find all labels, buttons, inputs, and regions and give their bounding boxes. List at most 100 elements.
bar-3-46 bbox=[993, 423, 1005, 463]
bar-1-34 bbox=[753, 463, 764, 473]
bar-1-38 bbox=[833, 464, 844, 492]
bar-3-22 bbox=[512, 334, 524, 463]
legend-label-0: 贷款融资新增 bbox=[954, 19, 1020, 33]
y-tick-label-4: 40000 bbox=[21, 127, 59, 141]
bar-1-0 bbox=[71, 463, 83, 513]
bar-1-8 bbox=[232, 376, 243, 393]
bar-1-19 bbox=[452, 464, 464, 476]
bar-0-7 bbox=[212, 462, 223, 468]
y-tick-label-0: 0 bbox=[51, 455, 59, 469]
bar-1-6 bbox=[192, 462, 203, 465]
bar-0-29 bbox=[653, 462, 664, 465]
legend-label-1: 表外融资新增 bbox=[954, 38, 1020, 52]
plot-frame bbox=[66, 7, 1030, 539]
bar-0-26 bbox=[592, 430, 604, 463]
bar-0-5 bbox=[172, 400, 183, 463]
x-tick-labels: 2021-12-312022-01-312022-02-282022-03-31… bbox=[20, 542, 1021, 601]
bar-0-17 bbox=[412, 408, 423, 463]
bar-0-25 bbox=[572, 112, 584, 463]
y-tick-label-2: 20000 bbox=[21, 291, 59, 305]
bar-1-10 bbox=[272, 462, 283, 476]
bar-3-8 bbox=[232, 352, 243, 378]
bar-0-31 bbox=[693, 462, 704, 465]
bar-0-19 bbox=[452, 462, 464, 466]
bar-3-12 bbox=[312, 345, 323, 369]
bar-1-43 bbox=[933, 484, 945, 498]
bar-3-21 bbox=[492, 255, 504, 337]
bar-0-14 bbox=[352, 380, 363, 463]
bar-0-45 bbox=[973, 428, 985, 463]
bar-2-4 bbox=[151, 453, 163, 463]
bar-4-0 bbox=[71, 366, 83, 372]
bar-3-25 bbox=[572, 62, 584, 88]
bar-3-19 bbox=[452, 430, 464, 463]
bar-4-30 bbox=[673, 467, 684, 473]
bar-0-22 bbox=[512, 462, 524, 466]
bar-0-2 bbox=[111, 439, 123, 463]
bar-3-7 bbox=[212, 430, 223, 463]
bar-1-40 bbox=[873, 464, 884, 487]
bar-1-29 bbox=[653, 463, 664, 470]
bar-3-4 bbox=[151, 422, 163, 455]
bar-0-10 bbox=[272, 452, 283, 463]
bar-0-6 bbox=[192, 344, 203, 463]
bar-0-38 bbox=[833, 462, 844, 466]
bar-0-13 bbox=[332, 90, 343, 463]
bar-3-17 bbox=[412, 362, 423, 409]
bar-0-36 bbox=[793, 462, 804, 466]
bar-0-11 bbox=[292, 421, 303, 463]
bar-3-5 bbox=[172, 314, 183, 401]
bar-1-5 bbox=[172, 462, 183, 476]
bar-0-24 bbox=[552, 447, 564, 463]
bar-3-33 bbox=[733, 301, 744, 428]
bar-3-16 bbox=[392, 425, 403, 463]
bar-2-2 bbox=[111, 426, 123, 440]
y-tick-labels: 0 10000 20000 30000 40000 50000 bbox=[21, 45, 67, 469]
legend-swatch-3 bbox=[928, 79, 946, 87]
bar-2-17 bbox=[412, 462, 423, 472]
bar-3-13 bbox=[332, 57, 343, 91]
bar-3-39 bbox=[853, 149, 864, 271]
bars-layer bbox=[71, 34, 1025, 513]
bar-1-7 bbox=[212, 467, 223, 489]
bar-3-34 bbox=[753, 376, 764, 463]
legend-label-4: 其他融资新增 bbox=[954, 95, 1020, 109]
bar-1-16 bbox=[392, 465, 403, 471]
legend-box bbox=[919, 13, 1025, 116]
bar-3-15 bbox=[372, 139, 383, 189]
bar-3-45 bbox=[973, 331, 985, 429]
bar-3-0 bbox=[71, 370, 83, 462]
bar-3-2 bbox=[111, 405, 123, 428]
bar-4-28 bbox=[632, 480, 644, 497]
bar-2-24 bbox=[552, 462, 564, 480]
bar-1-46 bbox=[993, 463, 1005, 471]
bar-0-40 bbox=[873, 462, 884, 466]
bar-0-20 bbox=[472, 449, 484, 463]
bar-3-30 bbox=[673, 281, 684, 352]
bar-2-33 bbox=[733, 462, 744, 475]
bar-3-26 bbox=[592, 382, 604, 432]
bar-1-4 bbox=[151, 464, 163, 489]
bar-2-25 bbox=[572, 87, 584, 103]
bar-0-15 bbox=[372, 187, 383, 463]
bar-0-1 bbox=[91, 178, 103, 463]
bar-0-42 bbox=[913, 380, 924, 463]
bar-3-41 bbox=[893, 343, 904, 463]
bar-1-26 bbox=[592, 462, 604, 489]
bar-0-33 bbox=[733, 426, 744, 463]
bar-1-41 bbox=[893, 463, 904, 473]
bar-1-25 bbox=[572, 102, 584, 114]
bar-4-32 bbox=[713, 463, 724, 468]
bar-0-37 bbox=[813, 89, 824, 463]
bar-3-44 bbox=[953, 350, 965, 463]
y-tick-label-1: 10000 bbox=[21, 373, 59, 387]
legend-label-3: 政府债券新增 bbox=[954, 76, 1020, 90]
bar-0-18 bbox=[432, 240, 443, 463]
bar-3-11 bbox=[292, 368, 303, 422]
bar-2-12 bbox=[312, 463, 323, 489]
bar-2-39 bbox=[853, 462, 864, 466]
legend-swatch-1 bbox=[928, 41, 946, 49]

========

Repeat the items above, swapping every "legend-label" for "legend-text" and leaving the rest unchanged.

- **EXERCISE RESPONSE**:
find all labels, buttons, inputs, and regions and give their bounding boxes. List at most 100 elements.
bar-3-46 bbox=[993, 423, 1005, 463]
bar-1-34 bbox=[753, 463, 764, 473]
bar-1-38 bbox=[833, 464, 844, 492]
bar-3-22 bbox=[512, 334, 524, 463]
legend-text-0: 贷款融资新增 bbox=[954, 19, 1020, 33]
y-tick-label-4: 40000 bbox=[21, 127, 59, 141]
bar-1-0 bbox=[71, 463, 83, 513]
bar-1-8 bbox=[232, 376, 243, 393]
bar-1-19 bbox=[452, 464, 464, 476]
bar-0-7 bbox=[212, 462, 223, 468]
y-tick-label-0: 0 bbox=[51, 455, 59, 469]
bar-1-6 bbox=[192, 462, 203, 465]
bar-0-29 bbox=[653, 462, 664, 465]
legend-text-1: 表外融资新增 bbox=[954, 38, 1020, 52]
plot-frame bbox=[66, 7, 1030, 539]
bar-0-26 bbox=[592, 430, 604, 463]
bar-0-5 bbox=[172, 400, 183, 463]
x-tick-labels: 2021-12-312022-01-312022-02-282022-03-31… bbox=[20, 542, 1021, 601]
bar-0-17 bbox=[412, 408, 423, 463]
bar-0-25 bbox=[572, 112, 584, 463]
y-tick-label-2: 20000 bbox=[21, 291, 59, 305]
bar-1-10 bbox=[272, 462, 283, 476]
bar-3-8 bbox=[232, 352, 243, 378]
bar-0-31 bbox=[693, 462, 704, 465]
bar-0-19 bbox=[452, 462, 464, 466]
bar-3-12 bbox=[312, 345, 323, 369]
bar-1-43 bbox=[933, 484, 945, 498]
bar-3-21 bbox=[492, 255, 504, 337]
bar-0-14 bbox=[352, 380, 363, 463]
bar-0-45 bbox=[973, 428, 985, 463]
bar-2-4 bbox=[151, 453, 163, 463]
bar-4-0 bbox=[71, 366, 83, 372]
bar-3-25 bbox=[572, 62, 584, 88]
bar-3-19 bbox=[452, 430, 464, 463]
bar-4-30 bbox=[673, 467, 684, 473]
bar-0-22 bbox=[512, 462, 524, 466]
bar-0-2 bbox=[111, 439, 123, 463]
bar-3-7 bbox=[212, 430, 223, 463]
bar-1-40 bbox=[873, 464, 884, 487]
bar-1-29 bbox=[653, 463, 664, 470]
bar-3-4 bbox=[151, 422, 163, 455]
bar-0-10 bbox=[272, 452, 283, 463]
bar-0-6 bbox=[192, 344, 203, 463]
bar-0-38 bbox=[833, 462, 844, 466]
bar-0-13 bbox=[332, 90, 343, 463]
bar-3-17 bbox=[412, 362, 423, 409]
bar-0-36 bbox=[793, 462, 804, 466]
bar-0-11 bbox=[292, 421, 303, 463]
bar-3-5 bbox=[172, 314, 183, 401]
bar-1-5 bbox=[172, 462, 183, 476]
bar-0-24 bbox=[552, 447, 564, 463]
bar-3-33 bbox=[733, 301, 744, 428]
bar-3-16 bbox=[392, 425, 403, 463]
bar-2-2 bbox=[111, 426, 123, 440]
y-tick-labels: 0 10000 20000 30000 40000 50000 bbox=[21, 45, 67, 469]
legend-swatch-3 bbox=[928, 79, 946, 87]
bar-2-17 bbox=[412, 462, 423, 472]
bar-3-13 bbox=[332, 57, 343, 91]
bar-3-39 bbox=[853, 149, 864, 271]
bars-layer bbox=[71, 34, 1025, 513]
bar-1-7 bbox=[212, 467, 223, 489]
bar-3-34 bbox=[753, 376, 764, 463]
legend-text-4: 其他融资新增 bbox=[954, 95, 1020, 109]
bar-1-16 bbox=[392, 465, 403, 471]
legend-box bbox=[919, 13, 1025, 116]
bar-3-15 bbox=[372, 139, 383, 189]
bar-3-45 bbox=[973, 331, 985, 429]
bar-3-0 bbox=[71, 370, 83, 462]
bar-3-2 bbox=[111, 405, 123, 428]
bar-4-28 bbox=[632, 480, 644, 497]
bar-2-24 bbox=[552, 462, 564, 480]
bar-1-46 bbox=[993, 463, 1005, 471]
bar-0-40 bbox=[873, 462, 884, 466]
bar-0-20 bbox=[472, 449, 484, 463]
bar-3-30 bbox=[673, 281, 684, 352]
bar-2-33 bbox=[733, 462, 744, 475]
bar-3-26 bbox=[592, 382, 604, 432]
bar-1-4 bbox=[151, 464, 163, 489]
bar-2-25 bbox=[572, 87, 584, 103]
bar-0-15 bbox=[372, 187, 383, 463]
bar-0-1 bbox=[91, 178, 103, 463]
bar-0-42 bbox=[913, 380, 924, 463]
bar-3-41 bbox=[893, 343, 904, 463]
bar-1-26 bbox=[592, 462, 604, 489]
bar-0-33 bbox=[733, 426, 744, 463]
bar-1-41 bbox=[893, 463, 904, 473]
bar-1-25 bbox=[572, 102, 584, 114]
bar-4-32 bbox=[713, 463, 724, 468]
bar-0-37 bbox=[813, 89, 824, 463]
bar-3-44 bbox=[953, 350, 965, 463]
y-tick-label-1: 10000 bbox=[21, 373, 59, 387]
legend-text-3: 政府债券新增 bbox=[954, 76, 1020, 90]
bar-0-18 bbox=[432, 240, 443, 463]
bar-3-11 bbox=[292, 368, 303, 422]
bar-2-12 bbox=[312, 463, 323, 489]
bar-2-39 bbox=[853, 462, 864, 466]
legend-swatch-1 bbox=[928, 41, 946, 49]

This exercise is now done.